Die Panamerikanische Gesundheitsorganisation (Opas) kündigte eine Vereinbarung mit dem Pharmaunternehmen Gilead Sciences an, die den Zugang von 14 Ländern in Lateinamerika und der Karibik zum Lenakapavir erleichtern wird, einem Langzeitmedikament zur Prävention des HIV-Virus. Das Medikament wird zweimal jährlich angewendet und bietet eine Alternative zu den bestehenden täglichen Behandlungen.
Die von der Vereinbarung begünstigten Länder sind Argentinien, Brasilien, Chile, Kolumbien, Costa Rica, Ecuador, El Salvador, Guatemala, Mexiko, Panama, Paraguay, Peru, Uruguay und Venezuela. Diese Länder können das Lenakapavir über die Regionalen Revolvierenden Fonds der Opas erwerben, einen Mechanismus, der die kollektive Verhandlung mit dem Pharmaunternehmen erleichtert.

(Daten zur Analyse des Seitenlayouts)
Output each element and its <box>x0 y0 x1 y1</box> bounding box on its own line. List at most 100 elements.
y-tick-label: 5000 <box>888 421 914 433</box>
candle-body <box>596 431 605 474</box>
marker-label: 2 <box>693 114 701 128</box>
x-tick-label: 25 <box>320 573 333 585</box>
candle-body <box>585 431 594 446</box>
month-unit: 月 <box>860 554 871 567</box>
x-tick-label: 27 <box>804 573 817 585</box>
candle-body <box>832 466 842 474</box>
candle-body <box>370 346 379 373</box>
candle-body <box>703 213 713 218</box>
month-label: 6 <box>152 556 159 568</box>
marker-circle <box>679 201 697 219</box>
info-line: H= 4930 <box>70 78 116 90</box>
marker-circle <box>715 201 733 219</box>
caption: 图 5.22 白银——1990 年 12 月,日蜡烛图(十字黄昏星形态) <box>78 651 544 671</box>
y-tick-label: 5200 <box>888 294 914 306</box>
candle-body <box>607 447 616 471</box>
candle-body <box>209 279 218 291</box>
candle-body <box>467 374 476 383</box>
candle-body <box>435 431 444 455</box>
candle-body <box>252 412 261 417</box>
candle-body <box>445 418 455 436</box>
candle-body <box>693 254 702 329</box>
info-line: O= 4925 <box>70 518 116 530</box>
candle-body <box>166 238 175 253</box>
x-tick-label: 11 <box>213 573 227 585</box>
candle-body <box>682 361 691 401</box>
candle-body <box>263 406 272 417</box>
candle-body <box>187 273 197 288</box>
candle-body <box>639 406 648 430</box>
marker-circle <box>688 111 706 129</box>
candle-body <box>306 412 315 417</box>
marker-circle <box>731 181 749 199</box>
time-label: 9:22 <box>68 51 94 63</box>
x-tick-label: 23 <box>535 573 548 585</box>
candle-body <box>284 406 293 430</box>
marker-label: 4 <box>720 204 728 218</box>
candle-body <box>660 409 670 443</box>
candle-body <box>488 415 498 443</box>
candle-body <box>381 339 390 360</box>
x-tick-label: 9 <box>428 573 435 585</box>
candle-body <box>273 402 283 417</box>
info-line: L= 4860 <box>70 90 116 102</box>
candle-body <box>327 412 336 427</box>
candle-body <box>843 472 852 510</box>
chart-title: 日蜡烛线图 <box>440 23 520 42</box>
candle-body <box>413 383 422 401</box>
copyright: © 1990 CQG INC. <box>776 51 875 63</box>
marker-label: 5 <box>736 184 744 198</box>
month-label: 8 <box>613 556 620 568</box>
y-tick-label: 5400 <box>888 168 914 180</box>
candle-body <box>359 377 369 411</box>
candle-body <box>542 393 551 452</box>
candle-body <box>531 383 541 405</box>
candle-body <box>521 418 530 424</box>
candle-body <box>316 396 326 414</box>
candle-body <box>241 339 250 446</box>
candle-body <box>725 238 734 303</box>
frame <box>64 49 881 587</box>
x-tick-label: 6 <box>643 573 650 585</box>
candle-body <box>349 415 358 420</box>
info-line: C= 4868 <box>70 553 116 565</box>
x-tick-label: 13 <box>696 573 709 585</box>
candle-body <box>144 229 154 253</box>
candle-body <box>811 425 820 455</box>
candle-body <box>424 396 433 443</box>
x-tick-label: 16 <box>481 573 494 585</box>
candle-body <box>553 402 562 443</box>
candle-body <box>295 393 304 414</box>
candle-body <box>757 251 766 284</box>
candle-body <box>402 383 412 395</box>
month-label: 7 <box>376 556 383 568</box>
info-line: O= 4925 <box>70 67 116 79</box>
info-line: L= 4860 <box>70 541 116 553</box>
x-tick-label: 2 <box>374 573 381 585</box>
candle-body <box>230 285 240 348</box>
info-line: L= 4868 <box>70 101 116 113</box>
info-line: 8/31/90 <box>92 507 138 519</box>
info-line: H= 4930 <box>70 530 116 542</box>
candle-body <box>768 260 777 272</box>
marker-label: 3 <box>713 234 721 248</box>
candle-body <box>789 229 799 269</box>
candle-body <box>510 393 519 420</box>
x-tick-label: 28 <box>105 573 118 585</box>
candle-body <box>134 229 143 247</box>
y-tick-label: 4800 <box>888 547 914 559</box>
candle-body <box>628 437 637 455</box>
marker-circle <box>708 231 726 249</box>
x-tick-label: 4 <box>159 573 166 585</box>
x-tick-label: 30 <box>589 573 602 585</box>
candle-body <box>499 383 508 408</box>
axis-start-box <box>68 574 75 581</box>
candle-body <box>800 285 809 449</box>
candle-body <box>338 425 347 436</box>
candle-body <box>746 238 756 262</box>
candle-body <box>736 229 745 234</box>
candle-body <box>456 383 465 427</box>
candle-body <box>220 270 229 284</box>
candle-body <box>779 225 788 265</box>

_Aufgabenstellung:_
Wie geht der Auszug über die Lenakapavir-Vereinbarung nach seinem letzten Satz weiter? Schreibe die Fortsetzung. Die Einträge stehen für sich und gehören nicht zum Auszug über die Lenakapavir-Vereinbarung.

_Antwort folgt:_
Laut Opas hat sich Gilead Sciences verpflichtet, einen Technologietransferprozess in Brasilien voranzutreiben, mit dem Ziel, die lokale Produktion des Medikaments in Zukunft zu erleichtern. Jedes teilnehmende Land muss seine eigenen internen regulatorischen Prozesse für die Zulassung des Produkts einhalten.
Das Lenakapavir ist ein halbjährlich anzuwendendes Medikament, das Schutz gegen eine HIV-Infektion bietet. Die Opas betont, dass die Vereinbarung den Zugang zu diesem Präventionswerkzeug in Ländern der Region erweitern soll, wo der Zugang zu innovativen Behandlungen normalerweise begrenzt ist.